WRITTEN TASK
Extract every record, keeping each one exactly as it is.

Stored entries:

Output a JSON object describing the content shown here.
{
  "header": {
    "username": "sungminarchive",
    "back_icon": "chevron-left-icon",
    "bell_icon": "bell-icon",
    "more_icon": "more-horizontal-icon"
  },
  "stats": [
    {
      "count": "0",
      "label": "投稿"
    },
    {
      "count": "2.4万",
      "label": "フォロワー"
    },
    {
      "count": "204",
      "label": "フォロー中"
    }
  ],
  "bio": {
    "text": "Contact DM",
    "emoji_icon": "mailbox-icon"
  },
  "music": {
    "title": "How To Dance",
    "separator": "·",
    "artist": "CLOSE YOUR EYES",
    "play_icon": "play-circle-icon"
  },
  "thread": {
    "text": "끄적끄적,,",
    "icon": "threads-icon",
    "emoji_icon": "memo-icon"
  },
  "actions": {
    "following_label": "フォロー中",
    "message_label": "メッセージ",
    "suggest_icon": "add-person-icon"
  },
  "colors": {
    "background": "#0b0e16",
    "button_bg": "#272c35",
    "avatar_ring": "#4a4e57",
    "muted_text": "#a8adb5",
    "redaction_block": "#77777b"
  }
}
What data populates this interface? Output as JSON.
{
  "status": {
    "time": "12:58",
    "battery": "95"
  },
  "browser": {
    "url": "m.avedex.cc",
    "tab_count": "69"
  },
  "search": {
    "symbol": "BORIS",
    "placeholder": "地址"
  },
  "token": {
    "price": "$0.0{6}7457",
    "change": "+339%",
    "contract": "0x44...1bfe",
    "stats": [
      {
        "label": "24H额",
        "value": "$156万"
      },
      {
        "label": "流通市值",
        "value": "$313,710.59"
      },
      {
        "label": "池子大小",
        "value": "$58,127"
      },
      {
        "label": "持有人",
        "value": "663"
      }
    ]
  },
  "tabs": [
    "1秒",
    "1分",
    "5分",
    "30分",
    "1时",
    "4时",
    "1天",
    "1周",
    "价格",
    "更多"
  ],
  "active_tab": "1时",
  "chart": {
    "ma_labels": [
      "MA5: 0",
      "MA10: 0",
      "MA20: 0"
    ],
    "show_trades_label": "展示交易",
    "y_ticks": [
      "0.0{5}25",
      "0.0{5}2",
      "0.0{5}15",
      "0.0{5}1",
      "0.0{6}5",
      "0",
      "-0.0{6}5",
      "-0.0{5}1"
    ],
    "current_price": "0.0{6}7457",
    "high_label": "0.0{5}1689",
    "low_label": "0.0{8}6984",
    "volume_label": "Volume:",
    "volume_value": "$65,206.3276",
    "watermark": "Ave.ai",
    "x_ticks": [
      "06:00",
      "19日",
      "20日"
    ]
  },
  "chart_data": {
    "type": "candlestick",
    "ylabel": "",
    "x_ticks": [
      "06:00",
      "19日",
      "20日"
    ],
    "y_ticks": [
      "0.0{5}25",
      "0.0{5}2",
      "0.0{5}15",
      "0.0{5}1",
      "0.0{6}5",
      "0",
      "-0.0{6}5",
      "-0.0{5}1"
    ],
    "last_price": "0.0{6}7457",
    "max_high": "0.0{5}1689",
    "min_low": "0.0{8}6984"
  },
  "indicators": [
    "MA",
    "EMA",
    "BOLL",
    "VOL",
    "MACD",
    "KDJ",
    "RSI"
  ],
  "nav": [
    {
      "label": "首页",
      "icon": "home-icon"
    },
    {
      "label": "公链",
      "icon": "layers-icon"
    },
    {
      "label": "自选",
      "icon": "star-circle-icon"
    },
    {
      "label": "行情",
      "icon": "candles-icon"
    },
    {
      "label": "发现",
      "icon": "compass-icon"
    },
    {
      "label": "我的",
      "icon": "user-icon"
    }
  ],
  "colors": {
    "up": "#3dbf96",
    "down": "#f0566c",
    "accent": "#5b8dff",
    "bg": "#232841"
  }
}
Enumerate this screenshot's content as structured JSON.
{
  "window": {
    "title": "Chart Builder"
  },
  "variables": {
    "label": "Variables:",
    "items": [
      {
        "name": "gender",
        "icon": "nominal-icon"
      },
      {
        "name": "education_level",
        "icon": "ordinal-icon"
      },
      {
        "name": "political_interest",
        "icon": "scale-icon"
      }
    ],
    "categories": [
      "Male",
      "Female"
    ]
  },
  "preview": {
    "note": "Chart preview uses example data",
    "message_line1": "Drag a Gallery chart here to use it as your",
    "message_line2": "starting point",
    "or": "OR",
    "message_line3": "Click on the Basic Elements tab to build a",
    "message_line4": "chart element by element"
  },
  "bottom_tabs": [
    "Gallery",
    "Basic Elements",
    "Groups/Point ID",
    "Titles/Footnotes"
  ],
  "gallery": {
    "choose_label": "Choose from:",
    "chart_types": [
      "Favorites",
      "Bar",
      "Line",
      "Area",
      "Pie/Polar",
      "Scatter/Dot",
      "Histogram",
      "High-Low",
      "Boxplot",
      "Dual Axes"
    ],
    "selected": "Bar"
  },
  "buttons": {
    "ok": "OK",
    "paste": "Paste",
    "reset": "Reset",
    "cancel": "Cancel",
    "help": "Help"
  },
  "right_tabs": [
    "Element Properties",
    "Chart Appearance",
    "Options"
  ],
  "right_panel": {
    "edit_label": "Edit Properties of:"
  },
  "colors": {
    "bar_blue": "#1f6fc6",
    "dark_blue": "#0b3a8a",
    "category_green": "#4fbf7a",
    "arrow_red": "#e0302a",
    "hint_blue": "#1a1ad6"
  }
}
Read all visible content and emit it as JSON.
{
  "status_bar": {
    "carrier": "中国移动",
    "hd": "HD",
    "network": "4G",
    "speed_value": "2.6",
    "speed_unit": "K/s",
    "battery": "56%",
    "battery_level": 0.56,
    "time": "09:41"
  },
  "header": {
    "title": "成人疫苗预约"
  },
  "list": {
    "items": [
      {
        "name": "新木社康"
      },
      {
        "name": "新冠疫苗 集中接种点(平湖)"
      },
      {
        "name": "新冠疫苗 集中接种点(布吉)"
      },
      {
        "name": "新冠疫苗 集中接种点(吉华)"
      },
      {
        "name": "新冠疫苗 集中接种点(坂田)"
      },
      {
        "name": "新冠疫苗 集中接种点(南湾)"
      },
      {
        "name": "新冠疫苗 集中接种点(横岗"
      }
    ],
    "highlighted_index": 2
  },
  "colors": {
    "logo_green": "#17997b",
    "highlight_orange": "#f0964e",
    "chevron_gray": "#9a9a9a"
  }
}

SOLUTION TO THIS TASK
Output a JSON object describing the content shown here.
{
  "header": {
    "username": "sungminarchive",
    "back_icon": "chevron-left-icon",
    "bell_icon": "bell-icon",
    "more_icon": "more-horizontal-icon"
  },
  "stats": [
    {
      "count": "0",
      "label": "投稿"
    },
    {
      "count": "2.4万",
      "label": "フォロワー"
    },
    {
      "count": "204",
      "label": "フォロー中"
    }
  ],
  "bio": {
    "text": "Contact DM",
    "emoji_icon": "mailbox-icon"
  },
  "music": {
    "title": "How To Dance",
    "separator": "·",
    "artist": "CLOSE YOUR EYES",
    "play_icon": "play-circle-icon"
  },
  "thread": {
    "text": "끄적끄적,,",
    "icon": "threads-icon",
    "emoji_icon": "memo-icon"
  },
  "actions": {
    "following_label": "フォロー中",
    "message_label": "メッセージ",
    "suggest_icon": "add-person-icon"
  },
  "colors": {
    "background": "#0b0e16",
    "button_bg": "#272c35",
    "avatar_ring": "#4a4e57",
    "muted_text": "#a8adb5",
    "redaction_block": "#77777b"
  }
}
What data populates this interface? Output as JSON.
{
  "status": {
    "time": "12:58",
    "battery": "95"
  },
  "browser": {
    "url": "m.avedex.cc",
    "tab_count": "69"
  },
  "search": {
    "symbol": "BORIS",
    "placeholder": "地址"
  },
  "token": {
    "price": "$0.0{6}7457",
    "change": "+339%",
    "contract": "0x44...1bfe",
    "stats": [
      {
        "label": "24H额",
        "value": "$156万"
      },
      {
        "label": "流通市值",
        "value": "$313,710.59"
      },
      {
        "label": "池子大小",
        "value": "$58,127"
      },
      {
        "label": "持有人",
        "value": "663"
      }
    ]
  },
  "tabs": [
    "1秒",
    "1分",
    "5分",
    "30分",
    "1时",
    "4时",
    "1天",
    "1周",
    "价格",
    "更多"
  ],
  "active_tab": "1时",
  "chart": {
    "ma_labels": [
      "MA5: 0",
      "MA10: 0",
      "MA20: 0"
    ],
    "show_trades_label": "展示交易",
    "y_ticks": [
      "0.0{5}25",
      "0.0{5}2",
      "0.0{5}15",
      "0.0{5}1",
      "0.0{6}5",
      "0",
      "-0.0{6}5",
      "-0.0{5}1"
    ],
    "current_price": "0.0{6}7457",
    "high_label": "0.0{5}1689",
    "low_label": "0.0{8}6984",
    "volume_label": "Volume:",
    "volume_value": "$65,206.3276",
    "watermark": "Ave.ai",
    "x_ticks": [
      "06:00",
      "19日",
      "20日"
    ]
  },
  "chart_data": {
    "type": "candlestick",
    "ylabel": "",
    "x_ticks": [
      "06:00",
      "19日",
      "20日"
    ],
    "y_ticks": [
      "0.0{5}25",
      "0.0{5}2",
      "0.0{5}15",
      "0.0{5}1",
      "0.0{6}5",
      "0",
      "-0.0{6}5",
      "-0.0{5}1"
    ],
    "last_price": "0.0{6}7457",
    "max_high": "0.0{5}1689",
    "min_low": "0.0{8}6984"
  },
  "indicators": [
    "MA",
    "EMA",
    "BOLL",
    "VOL",
    "MACD",
    "KDJ",
    "RSI"
  ],
  "nav": [
    {
      "label": "首页",
      "icon": "home-icon"
    },
    {
      "label": "公链",
      "icon": "layers-icon"
    },
    {
      "label": "自选",
      "icon": "star-circle-icon"
    },
    {
      "label": "行情",
      "icon": "candles-icon"
    },
    {
      "label": "发现",
      "icon": "compass-icon"
    },
    {
      "label": "我的",
      "icon": "user-icon"
    }
  ],
  "colors": {
    "up": "#3dbf96",
    "down": "#f0566c",
    "accent": "#5b8dff",
    "bg": "#232841"
  }
}
Enumerate this screenshot's content as structured JSON.
{
  "window": {
    "title": "Chart Builder"
  },
  "variables": {
    "label": "Variables:",
    "items": [
      {
        "name": "gender",
        "icon": "nominal-icon"
      },
      {
        "name": "education_level",
        "icon": "ordinal-icon"
      },
      {
        "name": "political_interest",
        "icon": "scale-icon"
      }
    ],
    "categories": [
      "Male",
      "Female"
    ]
  },
  "preview": {
    "note": "Chart preview uses example data",
    "message_line1": "Drag a Gallery chart here to use it as your",
    "message_line2": "starting point",
    "or": "OR",
    "message_line3": "Click on the Basic Elements tab to build a",
    "message_line4": "chart element by element"
  },
  "bottom_tabs": [
    "Gallery",
    "Basic Elements",
    "Groups/Point ID",
    "Titles/Footnotes"
  ],
  "gallery": {
    "choose_label": "Choose from:",
    "chart_types": [
      "Favorites",
      "Bar",
      "Line",
      "Area",
      "Pie/Polar",
      "Scatter/Dot",
      "Histogram",
      "High-Low",
      "Boxplot",
      "Dual Axes"
    ],
    "selected": "Bar"
  },
  "buttons": {
    "ok": "OK",
    "paste": "Paste",
    "reset": "Reset",
    "cancel": "Cancel",
    "help": "Help"
  },
  "right_tabs": [
    "Element Properties",
    "Chart Appearance",
    "Options"
  ],
  "right_panel": {
    "edit_label": "Edit Properties of:"
  },
  "colors": {
    "bar_blue": "#1f6fc6",
    "dark_blue": "#0b3a8a",
    "category_green": "#4fbf7a",
    "arrow_red": "#e0302a",
    "hint_blue": "#1a1ad6"
  }
}
Read all visible content and emit it as JSON.
{
  "status_bar": {
    "carrier": "中国移动",
    "hd": "HD",
    "network": "4G",
    "speed_value": "2.6",
    "speed_unit": "K/s",
    "battery": "56%",
    "battery_level": 0.56,
    "time": "09:41"
  },
  "header": {
    "title": "成人疫苗预约"
  },
  "list": {
    "items": [
      {
        "name": "新木社康"
      },
      {
        "name": "新冠疫苗 集中接种点(平湖)"
      },
      {
        "name": "新冠疫苗 集中接种点(布吉)"
      },
      {
        "name": "新冠疫苗 集中接种点(吉华)"
      },
      {
        "name": "新冠疫苗 集中接种点(坂田)"
      },
      {
        "name": "新冠疫苗 集中接种点(南湾)"
      },
      {
        "name": "新冠疫苗 集中接种点(横岗"
      }
    ],
    "highlighted_index": 2
  },
  "colors": {
    "logo_green": "#17997b",
    "highlight_orange": "#f0964e",
    "chevron_gray": "#9a9a9a"
  }
}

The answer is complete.